Every record that follows must be duplicated exactly, with images left out.
⟨
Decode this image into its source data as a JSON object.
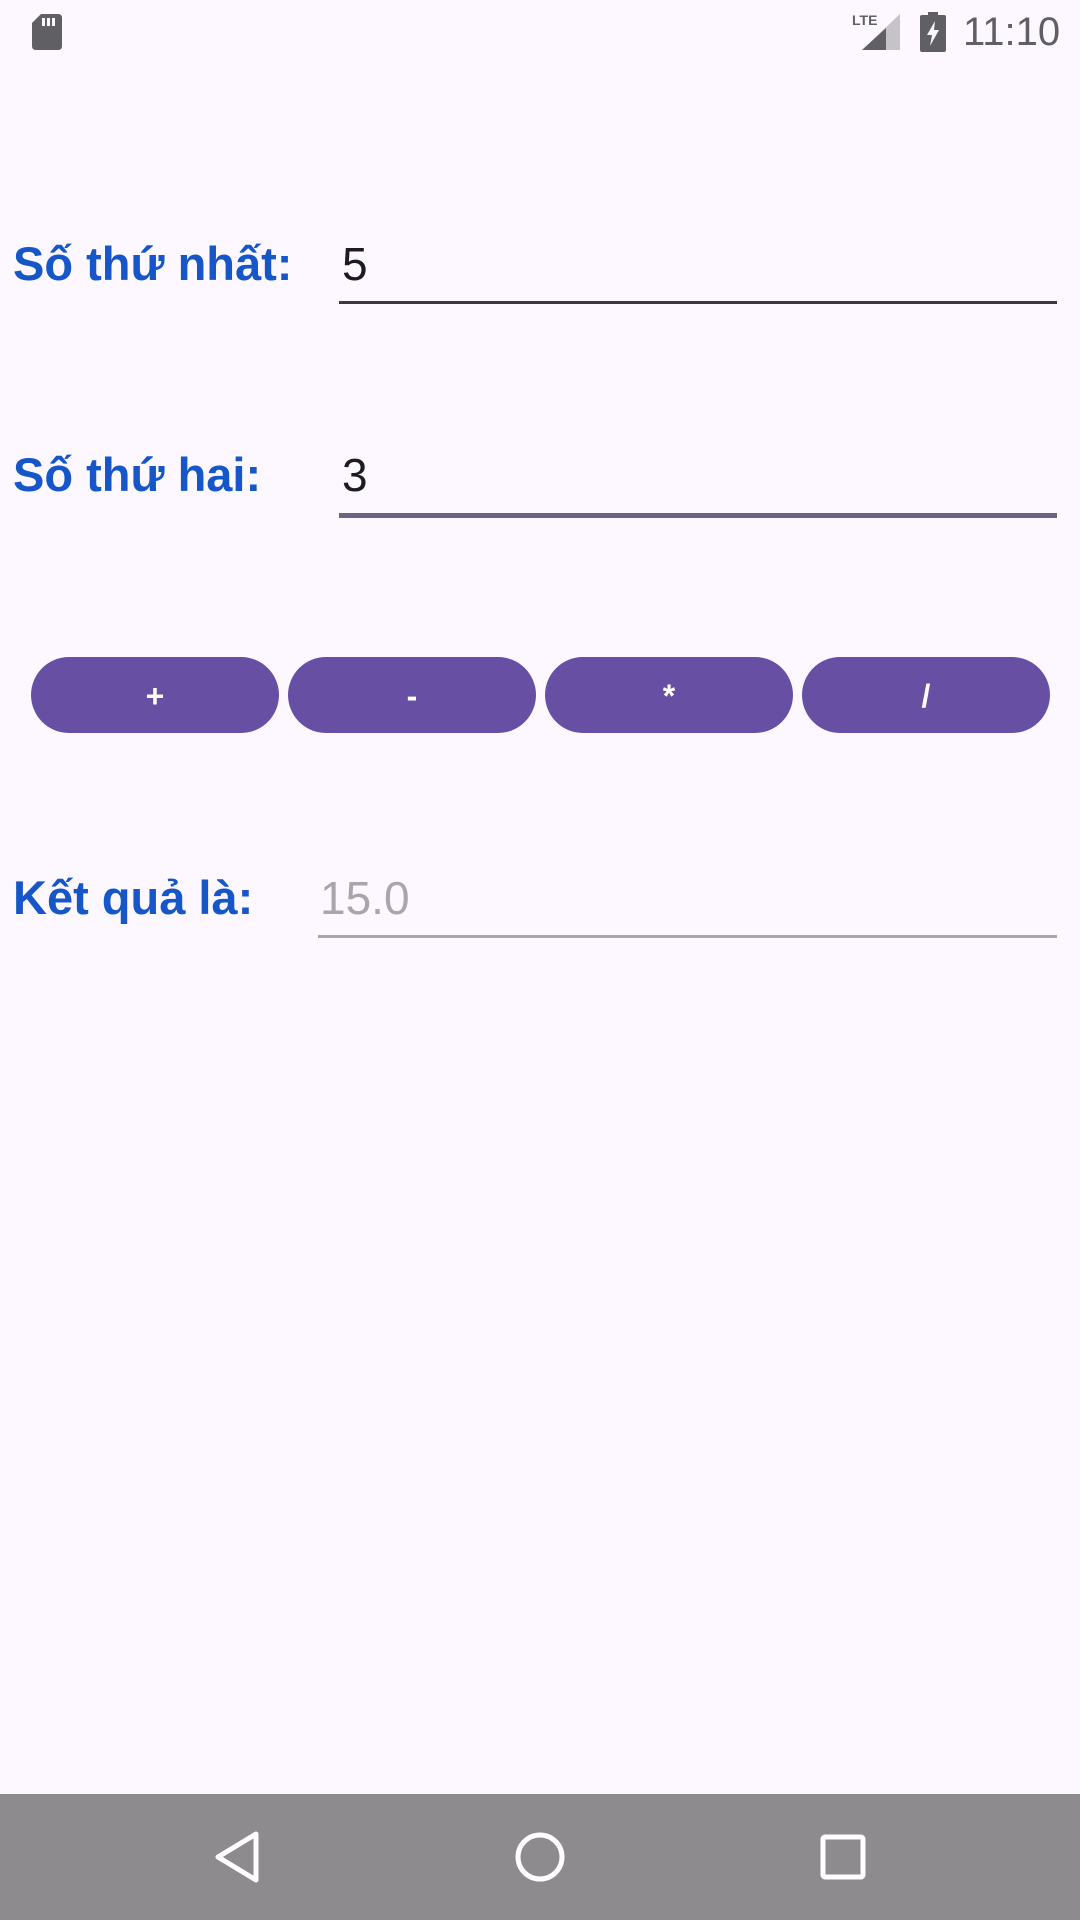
{
  "status_bar": {
    "time": "11:10",
    "network": "LTE",
    "icons": [
      "sd-card-icon",
      "lte-signal-icon",
      "battery-charging-icon"
    ]
  },
  "form": {
    "first_label": "Số thứ nhất:",
    "first_value": "5",
    "second_label": "Số thứ hai:",
    "second_value": "3",
    "result_label": "Kết quả là:",
    "result_value": "15.0"
  },
  "operations": {
    "add": "+",
    "subtract": "-",
    "multiply": "*",
    "divide": "/"
  },
  "nav_bar": {
    "icons": [
      "back-icon",
      "home-icon",
      "recents-icon"
    ]
  },
  "colors": {
    "background": "#FDF7FF",
    "label": "#1556C9",
    "button": "#6750A4",
    "nav_bar": "#8D8B8E"
  }
}
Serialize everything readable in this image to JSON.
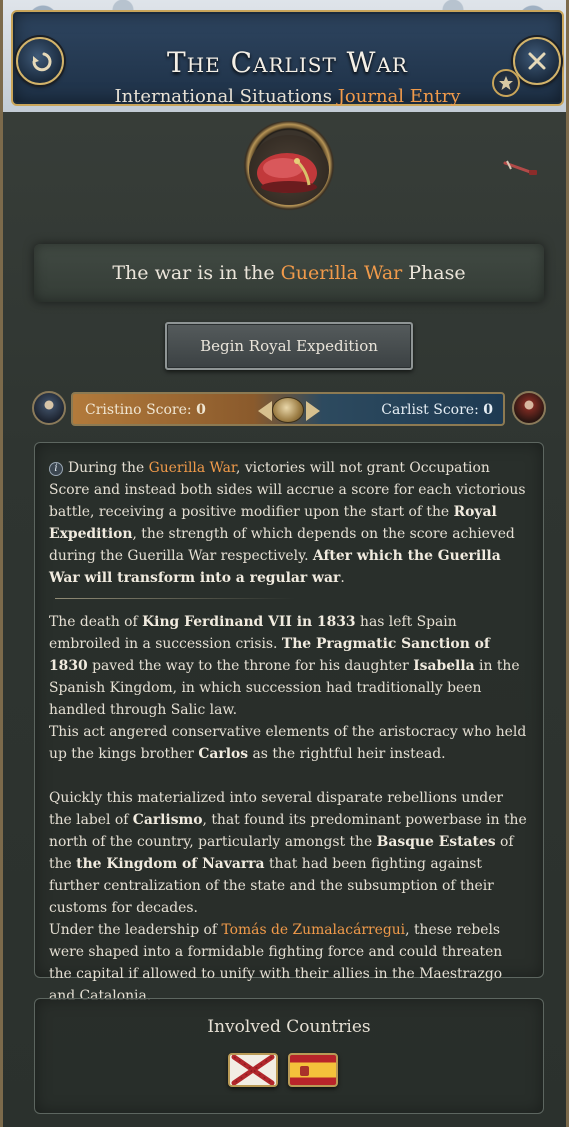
{
  "header": {
    "title": "The Carlist War",
    "subtitle_prefix": "International Situations",
    "subtitle_highlight": "Journal Entry"
  },
  "icons": {
    "back": "back-arrow-icon",
    "close": "close-icon",
    "star": "star-icon",
    "emblem": "red-beret-icon",
    "musket": "musket-icon"
  },
  "phase": {
    "prefix": "The war is in the",
    "highlight": "Guerilla War",
    "suffix": "Phase"
  },
  "action_button": {
    "label": "Begin Royal Expedition"
  },
  "score": {
    "left_label": "Cristino Score:",
    "left_value": "0",
    "right_label": "Carlist Score:",
    "right_value": "0",
    "balance": 0.5
  },
  "description": {
    "p1": {
      "t1": "During the ",
      "h1": "Guerilla War",
      "t2": ", victories will not grant Occupation Score and instead both sides will accrue a score for each victorious battle, receiving a positive modifier upon the start of the ",
      "b1": "Royal Expedition",
      "t3": ", the strength of which depends on the score achieved during the Guerilla War respectively. ",
      "b2": "After which the Guerilla War will transform into a regular war",
      "t4": "."
    },
    "p2": {
      "t1": "The death of ",
      "b1": "King Ferdinand VII in 1833",
      "t2": " has left Spain embroiled in a succession crisis. ",
      "b2": "The Pragmatic Sanction of 1830",
      "t3": " paved the way to the throne for his daughter ",
      "b3": "Isabella",
      "t4": " in the Spanish Kingdom, in which succession had traditionally been handled through Salic law."
    },
    "p3": {
      "t1": "This act angered conservative elements of the aristocracy who held up the kings brother ",
      "b1": "Carlos",
      "t2": " as the rightful heir instead."
    },
    "p4": {
      "t1": "Quickly this materialized into several disparate rebellions under the label of ",
      "b1": "Carlismo",
      "t2": ", that found its predominant powerbase in the north of the country, particularly amongst the ",
      "b2": "Basque Estates",
      "t3": " of the ",
      "b3": "the Kingdom of Navarra",
      "t4": " that had been fighting against further centralization of the state and the subsumption of their customs for decades."
    },
    "p5": {
      "t1": "Under the leadership of ",
      "h1": "Tomás de Zumalacárregui",
      "t2": ", these rebels were shaped into a formidable fighting force and could threaten the capital if allowed to unify with their allies in the Maestrazgo and Catalonia."
    }
  },
  "countries": {
    "title": "Involved Countries",
    "flags": [
      "Cross of Burgundy flag",
      "Spain flag"
    ]
  },
  "colors": {
    "highlight": "#f09a4a",
    "gold_border": "#c9a55a",
    "header_blue": "#2e4560",
    "panel_bg": "#2f3531"
  }
}
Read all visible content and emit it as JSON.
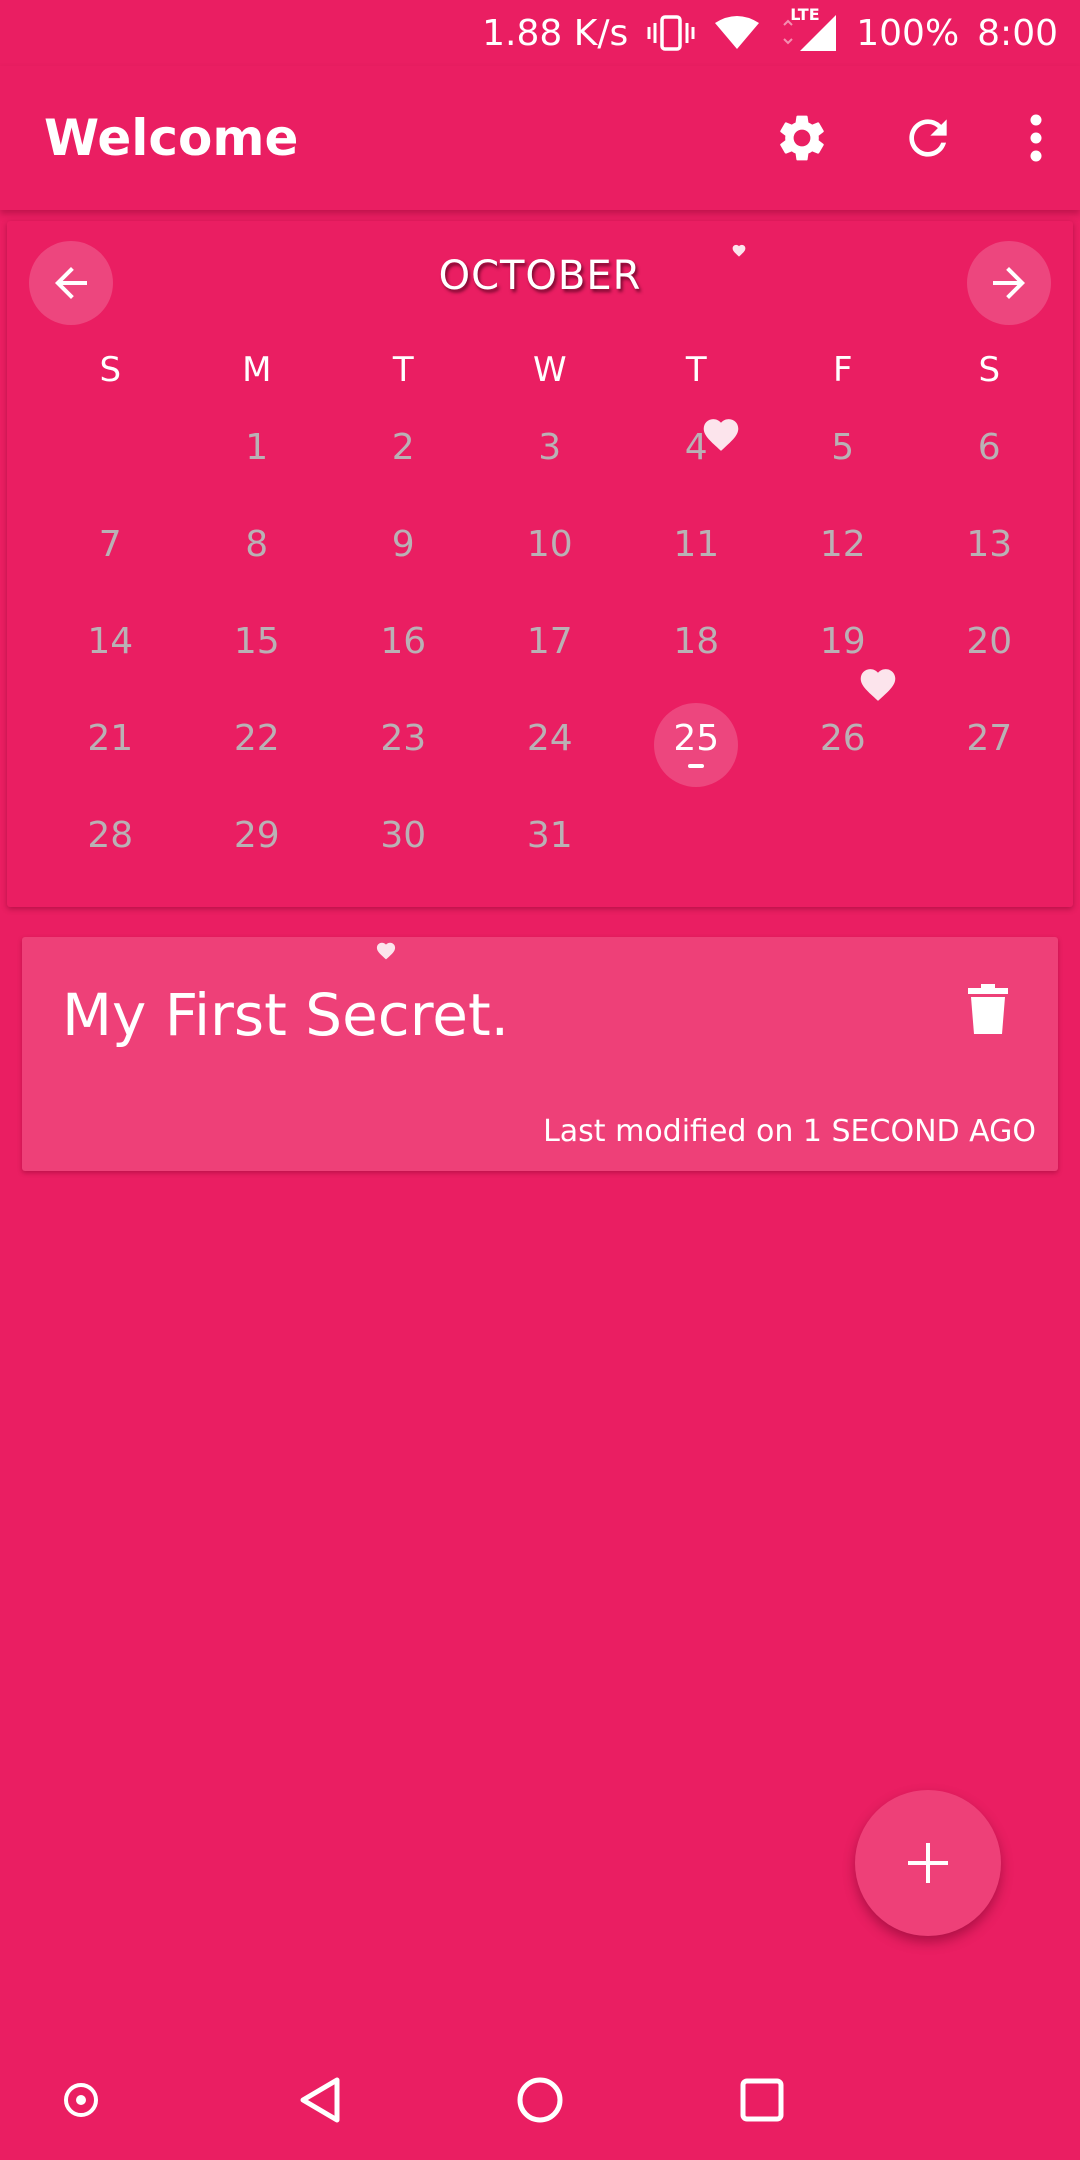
⟩
*Solution*
Decode this image into its source data as a JSON object.
{
  "status_bar": {
    "time": "11:10",
    "network": "LTE",
    "icons": [
      "sd-card-icon",
      "lte-signal-icon",
      "battery-charging-icon"
    ]
  },
  "form": {
    "first_label": "Số thứ nhất:",
    "first_value": "5",
    "second_label": "Số thứ hai:",
    "second_value": "3",
    "result_label": "Kết quả là:",
    "result_value": "15.0"
  },
  "operations": {
    "add": "+",
    "subtract": "-",
    "multiply": "*",
    "divide": "/"
  },
  "nav_bar": {
    "icons": [
      "back-icon",
      "home-icon",
      "recents-icon"
    ]
  },
  "colors": {
    "background": "#FDF7FF",
    "label": "#1556C9",
    "button": "#6750A4",
    "nav_bar": "#8D8B8E"
  }
}
Serialize everything readable in this image to JSON.
{
  "header": {
    "title": "The Carlist War",
    "subtitle_prefix": "International Situations",
    "subtitle_highlight": "Journal Entry"
  },
  "icons": {
    "back": "back-arrow-icon",
    "close": "close-icon",
    "star": "star-icon",
    "emblem": "red-beret-icon",
    "musket": "musket-icon"
  },
  "phase": {
    "prefix": "The war is in the",
    "highlight": "Guerilla War",
    "suffix": "Phase"
  },
  "action_button": {
    "label": "Begin Royal Expedition"
  },
  "score": {
    "left_label": "Cristino Score:",
    "left_value": "0",
    "right_label": "Carlist Score:",
    "right_value": "0",
    "balance": 0.5
  },
  "description": {
    "p1": {
      "t1": "During the ",
      "h1": "Guerilla War",
      "t2": ", victories will not grant Occupation Score and instead both sides will accrue a score for each victorious battle, receiving a positive modifier upon the start of the ",
      "b1": "Royal Expedition",
      "t3": ", the strength of which depends on the score achieved during the Guerilla War respectively. ",
      "b2": "After which the Guerilla War will transform into a regular war",
      "t4": "."
    },
    "p2": {
      "t1": "The death of ",
      "b1": "King Ferdinand VII in 1833",
      "t2": " has left Spain embroiled in a succession crisis. ",
      "b2": "The Pragmatic Sanction of 1830",
      "t3": " paved the way to the throne for his daughter ",
      "b3": "Isabella",
      "t4": " in the Spanish Kingdom, in which succession had traditionally been handled through Salic law."
    },
    "p3": {
      "t1": "This act angered conservative elements of the aristocracy who held up the kings brother ",
      "b1": "Carlos",
      "t2": " as the rightful heir instead."
    },
    "p4": {
      "t1": "Quickly this materialized into several disparate rebellions under the label of ",
      "b1": "Carlismo",
      "t2": ", that found its predominant powerbase in the north of the country, particularly amongst the ",
      "b2": "Basque Estates",
      "t3": " of the ",
      "b3": "the Kingdom of Navarra",
      "t4": " that had been fighting against further centralization of the state and the subsumption of their customs for decades."
    },
    "p5": {
      "t1": "Under the leadership of ",
      "h1": "Tomás de Zumalacárregui",
      "t2": ", these rebels were shaped into a formidable fighting force and could threaten the capital if allowed to unify with their allies in the Maestrazgo and Catalonia."
    }
  },
  "countries": {
    "title": "Involved Countries",
    "flags": [
      "Cross of Burgundy flag",
      "Spain flag"
    ]
  },
  "colors": {
    "highlight": "#f09a4a",
    "gold_border": "#c9a55a",
    "header_blue": "#2e4560",
    "panel_bg": "#2f3531"
  }
}
Read all visible content and emit it as JSON.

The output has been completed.